- [WHAT IS REQUIRED]
Extract all records. Keep each one exact.

*** RECORDS SHOWN

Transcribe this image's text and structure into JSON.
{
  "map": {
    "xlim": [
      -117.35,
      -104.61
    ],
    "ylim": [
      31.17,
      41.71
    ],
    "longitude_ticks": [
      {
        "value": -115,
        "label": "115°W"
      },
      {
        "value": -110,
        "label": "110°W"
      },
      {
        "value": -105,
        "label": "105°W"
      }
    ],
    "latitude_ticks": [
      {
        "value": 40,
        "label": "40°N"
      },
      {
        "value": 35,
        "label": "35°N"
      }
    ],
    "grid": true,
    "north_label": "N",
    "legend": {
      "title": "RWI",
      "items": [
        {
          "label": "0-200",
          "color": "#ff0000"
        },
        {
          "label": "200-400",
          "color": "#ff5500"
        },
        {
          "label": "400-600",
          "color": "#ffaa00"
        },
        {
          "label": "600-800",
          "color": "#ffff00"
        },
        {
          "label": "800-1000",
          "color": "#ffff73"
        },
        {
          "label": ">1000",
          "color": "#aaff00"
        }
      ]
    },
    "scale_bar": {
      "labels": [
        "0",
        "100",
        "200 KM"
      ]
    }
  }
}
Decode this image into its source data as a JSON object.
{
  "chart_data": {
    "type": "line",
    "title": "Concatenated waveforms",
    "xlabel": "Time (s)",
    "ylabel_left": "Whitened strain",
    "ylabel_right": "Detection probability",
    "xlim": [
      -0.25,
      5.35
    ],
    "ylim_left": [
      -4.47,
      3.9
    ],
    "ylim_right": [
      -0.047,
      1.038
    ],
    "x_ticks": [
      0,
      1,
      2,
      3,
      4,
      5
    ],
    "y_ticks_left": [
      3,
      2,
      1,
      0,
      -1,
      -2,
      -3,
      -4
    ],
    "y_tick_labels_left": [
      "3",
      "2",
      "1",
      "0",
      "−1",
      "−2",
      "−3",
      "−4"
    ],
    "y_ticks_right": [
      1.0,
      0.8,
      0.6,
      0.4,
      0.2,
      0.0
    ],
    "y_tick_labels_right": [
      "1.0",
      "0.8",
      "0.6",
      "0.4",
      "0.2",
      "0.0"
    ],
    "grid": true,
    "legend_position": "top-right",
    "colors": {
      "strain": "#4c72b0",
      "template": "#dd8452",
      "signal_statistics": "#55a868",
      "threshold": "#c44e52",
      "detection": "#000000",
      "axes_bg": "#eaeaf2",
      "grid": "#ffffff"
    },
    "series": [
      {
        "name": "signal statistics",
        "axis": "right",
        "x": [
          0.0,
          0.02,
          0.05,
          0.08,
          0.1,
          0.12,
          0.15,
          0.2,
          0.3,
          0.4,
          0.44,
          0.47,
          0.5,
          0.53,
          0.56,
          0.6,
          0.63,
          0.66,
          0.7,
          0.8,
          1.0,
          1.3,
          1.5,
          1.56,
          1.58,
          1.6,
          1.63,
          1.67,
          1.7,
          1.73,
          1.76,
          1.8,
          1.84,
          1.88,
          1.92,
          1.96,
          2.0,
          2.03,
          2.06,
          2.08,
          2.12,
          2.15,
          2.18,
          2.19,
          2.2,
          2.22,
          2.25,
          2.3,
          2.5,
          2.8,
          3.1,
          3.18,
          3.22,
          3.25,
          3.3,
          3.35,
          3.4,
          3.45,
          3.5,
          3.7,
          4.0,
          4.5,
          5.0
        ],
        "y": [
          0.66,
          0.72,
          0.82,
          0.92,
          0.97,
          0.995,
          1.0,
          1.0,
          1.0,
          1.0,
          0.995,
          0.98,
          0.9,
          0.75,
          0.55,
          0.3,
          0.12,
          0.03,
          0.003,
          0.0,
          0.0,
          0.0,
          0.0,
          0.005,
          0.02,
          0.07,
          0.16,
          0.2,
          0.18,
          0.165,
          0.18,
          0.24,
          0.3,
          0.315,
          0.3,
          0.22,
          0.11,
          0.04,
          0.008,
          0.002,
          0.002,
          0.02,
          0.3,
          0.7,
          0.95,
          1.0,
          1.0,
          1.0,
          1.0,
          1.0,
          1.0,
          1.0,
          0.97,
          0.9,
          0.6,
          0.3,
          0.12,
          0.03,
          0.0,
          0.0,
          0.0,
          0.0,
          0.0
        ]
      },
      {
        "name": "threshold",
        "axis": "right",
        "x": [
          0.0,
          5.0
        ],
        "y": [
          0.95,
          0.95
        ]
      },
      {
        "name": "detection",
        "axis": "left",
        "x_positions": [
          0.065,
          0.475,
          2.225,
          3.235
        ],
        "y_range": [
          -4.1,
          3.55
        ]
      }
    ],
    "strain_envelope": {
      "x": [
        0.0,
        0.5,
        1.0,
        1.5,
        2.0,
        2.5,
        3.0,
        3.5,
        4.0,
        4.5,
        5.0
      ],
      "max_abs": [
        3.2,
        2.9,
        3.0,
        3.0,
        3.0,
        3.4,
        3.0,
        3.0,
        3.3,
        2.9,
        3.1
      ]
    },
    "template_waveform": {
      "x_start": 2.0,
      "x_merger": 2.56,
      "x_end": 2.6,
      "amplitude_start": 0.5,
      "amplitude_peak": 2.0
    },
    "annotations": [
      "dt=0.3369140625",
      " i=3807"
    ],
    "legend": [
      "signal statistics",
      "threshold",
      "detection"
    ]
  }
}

******

- [TASK RESULT]
Transcribe this image's text and structure into JSON.
{
  "map": {
    "xlim": [
      -117.35,
      -104.61
    ],
    "ylim": [
      31.17,
      41.71
    ],
    "longitude_ticks": [
      {
        "value": -115,
        "label": "115°W"
      },
      {
        "value": -110,
        "label": "110°W"
      },
      {
        "value": -105,
        "label": "105°W"
      }
    ],
    "latitude_ticks": [
      {
        "value": 40,
        "label": "40°N"
      },
      {
        "value": 35,
        "label": "35°N"
      }
    ],
    "grid": true,
    "north_label": "N",
    "legend": {
      "title": "RWI",
      "items": [
        {
          "label": "0-200",
          "color": "#ff0000"
        },
        {
          "label": "200-400",
          "color": "#ff5500"
        },
        {
          "label": "400-600",
          "color": "#ffaa00"
        },
        {
          "label": "600-800",
          "color": "#ffff00"
        },
        {
          "label": "800-1000",
          "color": "#ffff73"
        },
        {
          "label": ">1000",
          "color": "#aaff00"
        }
      ]
    },
    "scale_bar": {
      "labels": [
        "0",
        "100",
        "200 KM"
      ]
    }
  }
}
Decode this image into its source data as a JSON object.
{
  "chart_data": {
    "type": "line",
    "title": "Concatenated waveforms",
    "xlabel": "Time (s)",
    "ylabel_left": "Whitened strain",
    "ylabel_right": "Detection probability",
    "xlim": [
      -0.25,
      5.35
    ],
    "ylim_left": [
      -4.47,
      3.9
    ],
    "ylim_right": [
      -0.047,
      1.038
    ],
    "x_ticks": [
      0,
      1,
      2,
      3,
      4,
      5
    ],
    "y_ticks_left": [
      3,
      2,
      1,
      0,
      -1,
      -2,
      -3,
      -4
    ],
    "y_tick_labels_left": [
      "3",
      "2",
      "1",
      "0",
      "−1",
      "−2",
      "−3",
      "−4"
    ],
    "y_ticks_right": [
      1.0,
      0.8,
      0.6,
      0.4,
      0.2,
      0.0
    ],
    "y_tick_labels_right": [
      "1.0",
      "0.8",
      "0.6",
      "0.4",
      "0.2",
      "0.0"
    ],
    "grid": true,
    "legend_position": "top-right",
    "colors": {
      "strain": "#4c72b0",
      "template": "#dd8452",
      "signal_statistics": "#55a868",
      "threshold": "#c44e52",
      "detection": "#000000",
      "axes_bg": "#eaeaf2",
      "grid": "#ffffff"
    },
    "series": [
      {
        "name": "signal statistics",
        "axis": "right",
        "x": [
          0.0,
          0.02,
          0.05,
          0.08,
          0.1,
          0.12,
          0.15,
          0.2,
          0.3,
          0.4,
          0.44,
          0.47,
          0.5,
          0.53,
          0.56,
          0.6,
          0.63,
          0.66,
          0.7,
          0.8,
          1.0,
          1.3,
          1.5,
          1.56,
          1.58,
          1.6,
          1.63,
          1.67,
          1.7,
          1.73,
          1.76,
          1.8,
          1.84,
          1.88,
          1.92,
          1.96,
          2.0,
          2.03,
          2.06,
          2.08,
          2.12,
          2.15,
          2.18,
          2.19,
          2.2,
          2.22,
          2.25,
          2.3,
          2.5,
          2.8,
          3.1,
          3.18,
          3.22,
          3.25,
          3.3,
          3.35,
          3.4,
          3.45,
          3.5,
          3.7,
          4.0,
          4.5,
          5.0
        ],
        "y": [
          0.66,
          0.72,
          0.82,
          0.92,
          0.97,
          0.995,
          1.0,
          1.0,
          1.0,
          1.0,
          0.995,
          0.98,
          0.9,
          0.75,
          0.55,
          0.3,
          0.12,
          0.03,
          0.003,
          0.0,
          0.0,
          0.0,
          0.0,
          0.005,
          0.02,
          0.07,
          0.16,
          0.2,
          0.18,
          0.165,
          0.18,
          0.24,
          0.3,
          0.315,
          0.3,
          0.22,
          0.11,
          0.04,
          0.008,
          0.002,
          0.002,
          0.02,
          0.3,
          0.7,
          0.95,
          1.0,
          1.0,
          1.0,
          1.0,
          1.0,
          1.0,
          1.0,
          0.97,
          0.9,
          0.6,
          0.3,
          0.12,
          0.03,
          0.0,
          0.0,
          0.0,
          0.0,
          0.0
        ]
      },
      {
        "name": "threshold",
        "axis": "right",
        "x": [
          0.0,
          5.0
        ],
        "y": [
          0.95,
          0.95
        ]
      },
      {
        "name": "detection",
        "axis": "left",
        "x_positions": [
          0.065,
          0.475,
          2.225,
          3.235
        ],
        "y_range": [
          -4.1,
          3.55
        ]
      }
    ],
    "strain_envelope": {
      "x": [
        0.0,
        0.5,
        1.0,
        1.5,
        2.0,
        2.5,
        3.0,
        3.5,
        4.0,
        4.5,
        5.0
      ],
      "max_abs": [
        3.2,
        2.9,
        3.0,
        3.0,
        3.0,
        3.4,
        3.0,
        3.0,
        3.3,
        2.9,
        3.1
      ]
    },
    "template_waveform": {
      "x_start": 2.0,
      "x_merger": 2.56,
      "x_end": 2.6,
      "amplitude_start": 0.5,
      "amplitude_peak": 2.0
    },
    "annotations": [
      "dt=0.3369140625",
      " i=3807"
    ],
    "legend": [
      "signal statistics",
      "threshold",
      "detection"
    ]
  }
}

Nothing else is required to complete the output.